:: EXERCISE REQUIREMENTS ::
Using the listing below, retype only the lines from the line with "OCR this image." through the end, both ends included, and exclude the pictures.

:: STORED ROWS ::

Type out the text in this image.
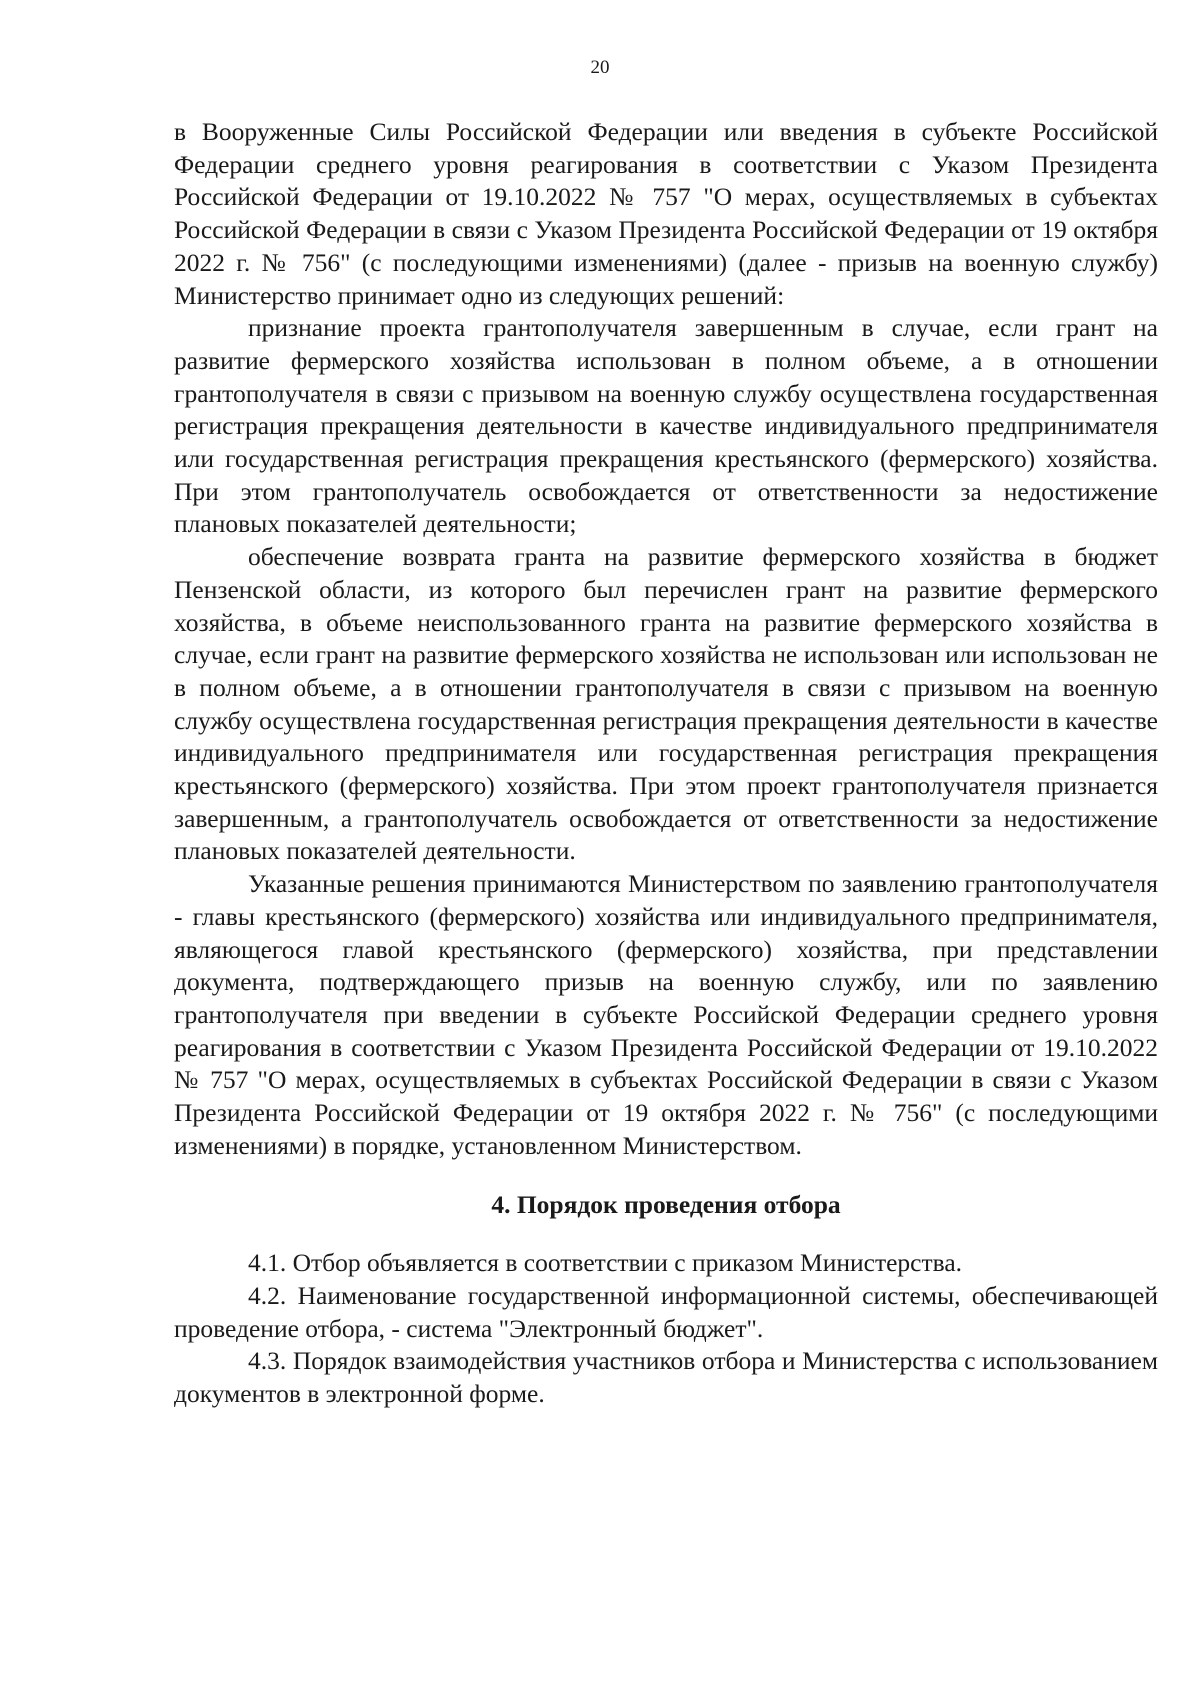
20

в Вооруженные Силы Российской Федерации или введения в субъекте Российской Федерации среднего уровня реагирования в соответствии с Указом Президента Российской Федерации от 19.10.2022 № 757 "О мерах, осуществляемых в субъектах Российской Федерации в связи с Указом Президента Российской Федерации от 19 октября 2022 г. № 756" (с последующими изменениями) (далее - призыв на военную службу) Министерство принимает одно из следующих решений:

признание проекта грантополучателя завершенным в случае, если грант на развитие фермерского хозяйства использован в полном объеме, а в отношении грантополучателя в связи с призывом на военную службу осуществлена государственная регистрация прекращения деятельности в качестве индивидуального предпринимателя или государственная регистрация прекращения крестьянского (фермерского) хозяйства. При этом грантополучатель освобождается от ответственности за недостижение плановых показателей деятельности;

обеспечение возврата гранта на развитие фермерского хозяйства в бюджет Пензенской области, из которого был перечислен грант на развитие фермерского хозяйства, в объеме неиспользованного гранта на развитие фермерского хозяйства в случае, если грант на развитие фермерского хозяйства не использован или использован не в полном объеме, а в отношении грантополучателя в связи с призывом на военную службу осуществлена государственная регистрация прекращения деятельности в качестве индивидуального предпринимателя или государственная регистрация прекращения крестьянского (фермерского) хозяйства. При этом проект грантополучателя признается завершенным, а грантополучатель освобождается от ответственности за недостижение плановых показателей деятельности.

Указанные решения принимаются Министерством по заявлению грантополучателя - главы крестьянского (фермерского) хозяйства или индивидуального предпринимателя, являющегося главой крестьянского (фермерского) хозяйства, при представлении документа, подтверждающего призыв на военную службу, или по заявлению грантополучателя при введении в субъекте Российской Федерации среднего уровня реагирования в соответствии с Указом Президента Российской Федерации от 19.10.2022 № 757 "О мерах, осуществляемых в субъектах Российской Федерации в связи с Указом Президента Российской Федерации от 19 октября 2022 г. № 756" (с последующими изменениями) в порядке, установленном Министерством.

4. Порядок проведения отбора

4.1. Отбор объявляется в соответствии с приказом Министерства.

4.2. Наименование государственной информационной системы, обеспечивающей проведение отбора, - система "Электронный бюджет".

4.3. Порядок взаимодействия участников отбора и Министерства с использованием документов в электронной форме.
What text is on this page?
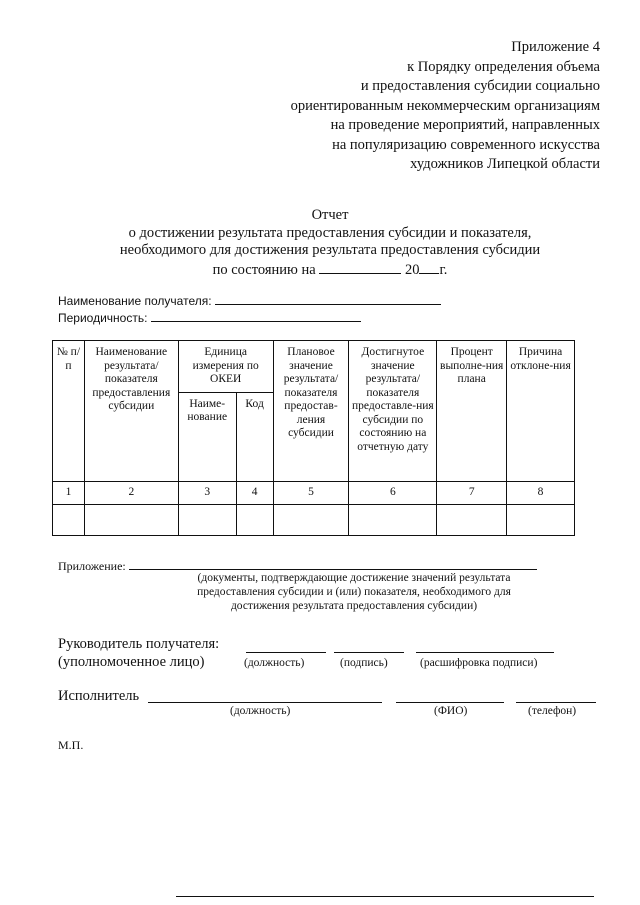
Приложение 4
к Порядку определения объема
и предоставления субсидии социально
ориентированным некоммерческим организациям
на проведение мероприятий, направленных
на популяризацию современного искусства
художников Липецкой области
Отчет
о достижении результата предоставления субсидии и показателя,
необходимого для достижения результата предоставления субсидии
по состоянию на	20 г.
Наименование получателя:
Периодичность:
№ п/п	Наименование результата/ показателя предоставления субсидии	Единица измерения по ОКЕИ		Плановое значение результата/ показателя предостав-ления субсидии	Достигнутое значение результата/ показателя предоставле-ния субсидии по состоянию на отчетную дату	Процент выполне-ния плана	Причина отклоне-ния
		Наиме-нование	Код				
1	2	3	4	5	6	7	8

Приложение:
(документы, подтверждающие достижение значений результата
предоставления субсидии и (или) показателя, необходимого для
достижения результата предоставления субсидии)
Руководитель получателя:
(уполномоченное лицо)	(должность)	(подпись)	(расшифровка подписи)
Исполнитель
(должность)	(ФИО)	(телефон)
М.П.
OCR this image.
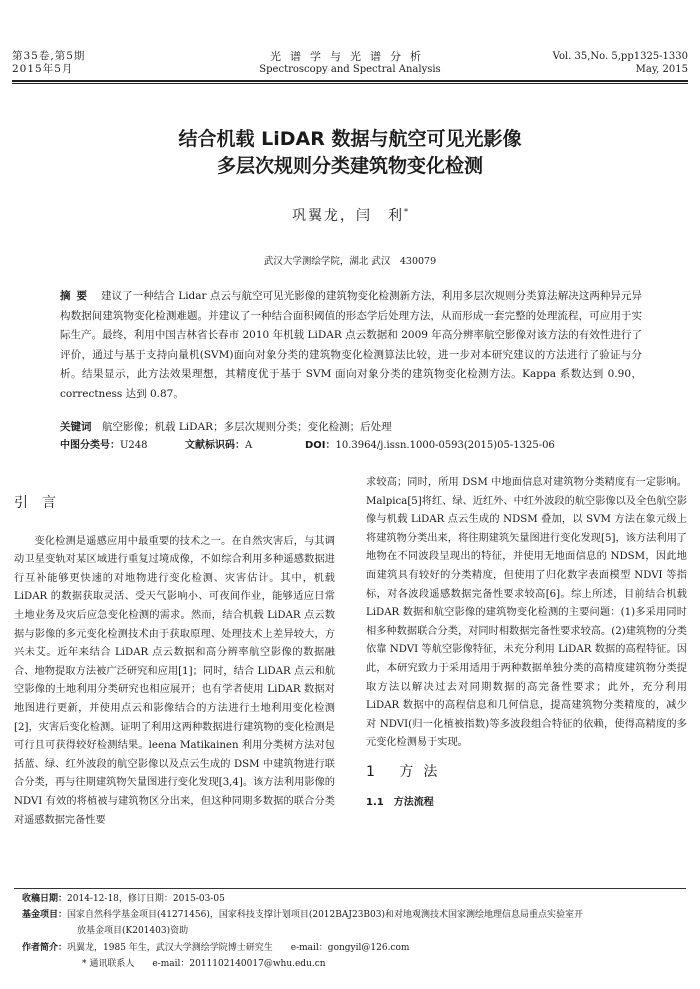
第35卷,第5期
2015年5月
光谱学与光谱分析
Spectroscopy and Spectral Analysis
Vol. 35,No. 5,pp1325-1330
May, 2015
结合机载 LiDAR 数据与航空可见光影像
多层次规则分类建筑物变化检测
巩翼龙，闫　利*
武汉大学测绘学院，湖北 武汉　430079
摘要 建议了一种结合 Lidar 点云与航空可见光影像的建筑物变化检测新方法，利用多层次规则分类算法解决这两种异元异构数据间建筑物变化检测难题。并建议了一种结合面积阈值的形态学后处理方法，从而形成一套完整的处理流程，可应用于实际生产。最终，利用中国吉林省长春市 2010 年机载 LiDAR 点云数据和 2009 年高分辨率航空影像对该方法的有效性进行了评价，通过与基于支持向量机(SVM)面向对象分类的建筑物变化检测算法比较，进一步对本研究建议的方法进行了验证与分析。结果显示，此方法效果理想，其精度优于基于 SVM 面向对象分类的建筑物变化检测方法。Kappa 系数达到 0.90，correctness 达到 0.87。
关键词　 航空影像；机载 LiDAR；多层次规则分类；变化检测；后处理
中图分类号：U248	文献标识码：A	DOI：10.3964/j.issn.1000-0593(2015)05-1325-06
引言

变化检测是遥感应用中最重要的技术之一。在自然灾害后，与其调动卫星变轨对某区域进行重复过境成像，不如综合利用多种遥感数据进行互补能够更快速的对地物进行变化检测、灾害估计。其中，机载 LiDAR 的数据获取灵活、受天气影响小、可夜间作业，能够适应日常土地业务及灾后应急变化检测的需求。然而，结合机载 LiDAR 点云数据与影像的多元变化检测技术由于获取原理、处理技术上差异较大，方兴未艾。近年来结合 LiDAR 点云数据和高分辨率航空影像的数据融合、地物提取方法被广泛研究和应用[1]；同时，结合 LiDAR 点云和航空影像的土地利用分类研究也相应展开；也有学者使用 LiDAR 数据对地图进行更新，并使用点云和影像结合的方法进行土地利用变化检测[2]，灾害后变化检测。证明了利用这两种数据进行建筑物的变化检测是可行且可获得较好检测结果。leena Matikainen 利用分类树方法对包括蓝、绿、红外波段的航空影像以及点云生成的 DSM 中建筑物进行联合分类，再与往期建筑物矢量图进行变化发现[3,4]。该方法利用影像的 NDVI 有效的将植被与建筑物区分出来，但这种同期多数据的联合分类对遥感数据完备性要

求较高；同时，所用 DSM 中地面信息对建筑物分类精度有一定影响。Malpica[5]将红、绿、近红外、中红外波段的航空影像以及全色航空影像与机载 LiDAR 点云生成的 NDSM 叠加，以 SVM 方法在象元级上将建筑物分类出来，将往期建筑矢量图进行变化发现[5]，该方法利用了地物在不同波段呈现出的特征，并使用无地面信息的 NDSM，因此地面建筑具有较好的分类精度，但使用了归化数字表面模型 NDVI 等指标，对各波段遥感数据完备性要求较高[6]。综上所述，目前结合机载 LiDAR 数据和航空影像的建筑物变化检测的主要问题：(1)多采用同时相多种数据联合分类，对同时相数据完备性要求较高。(2)建筑物的分类依靠 NDVI 等航空影像特征，未充分利用 LiDAR 数据的高程特征。因此，本研究致力于采用适用于两种数据单独分类的高精度建筑物分类提取方法以解决过去对同期数据的高完备性要求；此外，充分利用 LiDAR 数据中的高程信息和几何信息，提高建筑物分类精度的，减少对 NDVI(归一化植被指数)等多波段组合特征的依赖，使得高精度的多元变化检测易于实现。

1 方法
1.1　方法流程
收稿日期：2014-12-18，修订日期：2015-03-05
基金项目：国家自然科学基金项目(41271456)，国家科技支撑计划项目(2012BAJ23B03)和对地观测技术国家测绘地理信息局重点实验室开
放基金项目(K201403)资助
作者简介：巩翼龙，1985 年生，武汉大学测绘学院博士研究生　　e-mail：gongyil@126.com
* 通讯联系人　　e-mail：2011102140017@whu.edu.cn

:: CORRECT ANSWER ::
OCR this image.
第35卷,第5期
2015年5月
光谱学与光谱分析
Spectroscopy and Spectral Analysis
Vol. 35,No. 5,pp1325-1330
May, 2015
结合机载 LiDAR 数据与航空可见光影像
多层次规则分类建筑物变化检测
巩翼龙，闫　利*
武汉大学测绘学院，湖北 武汉　430079
摘要 建议了一种结合 Lidar 点云与航空可见光影像的建筑物变化检测新方法，利用多层次规则分类算法解决这两种异元异构数据间建筑物变化检测难题。并建议了一种结合面积阈值的形态学后处理方法，从而形成一套完整的处理流程，可应用于实际生产。最终，利用中国吉林省长春市 2010 年机载 LiDAR 点云数据和 2009 年高分辨率航空影像对该方法的有效性进行了评价，通过与基于支持向量机(SVM)面向对象分类的建筑物变化检测算法比较，进一步对本研究建议的方法进行了验证与分析。结果显示，此方法效果理想，其精度优于基于 SVM 面向对象分类的建筑物变化检测方法。Kappa 系数达到 0.90，correctness 达到 0.87。
关键词　 航空影像；机载 LiDAR；多层次规则分类；变化检测；后处理
中图分类号：U248	文献标识码：A	DOI：10.3964/j.issn.1000-0593(2015)05-1325-06
引言

变化检测是遥感应用中最重要的技术之一。在自然灾害后，与其调动卫星变轨对某区域进行重复过境成像，不如综合利用多种遥感数据进行互补能够更快速的对地物进行变化检测、灾害估计。其中，机载 LiDAR 的数据获取灵活、受天气影响小、可夜间作业，能够适应日常土地业务及灾后应急变化检测的需求。然而，结合机载 LiDAR 点云数据与影像的多元变化检测技术由于获取原理、处理技术上差异较大，方兴未艾。近年来结合 LiDAR 点云数据和高分辨率航空影像的数据融合、地物提取方法被广泛研究和应用[1]；同时，结合 LiDAR 点云和航空影像的土地利用分类研究也相应展开；也有学者使用 LiDAR 数据对地图进行更新，并使用点云和影像结合的方法进行土地利用变化检测[2]，灾害后变化检测。证明了利用这两种数据进行建筑物的变化检测是可行且可获得较好检测结果。leena Matikainen 利用分类树方法对包括蓝、绿、红外波段的航空影像以及点云生成的 DSM 中建筑物进行联合分类，再与往期建筑物矢量图进行变化发现[3,4]。该方法利用影像的 NDVI 有效的将植被与建筑物区分出来，但这种同期多数据的联合分类对遥感数据完备性要

求较高；同时，所用 DSM 中地面信息对建筑物分类精度有一定影响。Malpica[5]将红、绿、近红外、中红外波段的航空影像以及全色航空影像与机载 LiDAR 点云生成的 NDSM 叠加，以 SVM 方法在象元级上将建筑物分类出来，将往期建筑矢量图进行变化发现[5]，该方法利用了地物在不同波段呈现出的特征，并使用无地面信息的 NDSM，因此地面建筑具有较好的分类精度，但使用了归化数字表面模型 NDVI 等指标，对各波段遥感数据完备性要求较高[6]。综上所述，目前结合机载 LiDAR 数据和航空影像的建筑物变化检测的主要问题：(1)多采用同时相多种数据联合分类，对同时相数据完备性要求较高。(2)建筑物的分类依靠 NDVI 等航空影像特征，未充分利用 LiDAR 数据的高程特征。因此，本研究致力于采用适用于两种数据单独分类的高精度建筑物分类提取方法以解决过去对同期数据的高完备性要求；此外，充分利用 LiDAR 数据中的高程信息和几何信息，提高建筑物分类精度的，减少对 NDVI(归一化植被指数)等多波段组合特征的依赖，使得高精度的多元变化检测易于实现。

1 方法
1.1　方法流程
收稿日期：2014-12-18，修订日期：2015-03-05
基金项目：国家自然科学基金项目(41271456)，国家科技支撑计划项目(2012BAJ23B03)和对地观测技术国家测绘地理信息局重点实验室开
放基金项目(K201403)资助
作者简介：巩翼龙，1985 年生，武汉大学测绘学院博士研究生　　e-mail：gongyil@126.com
* 通讯联系人　　e-mail：2011102140017@whu.edu.cn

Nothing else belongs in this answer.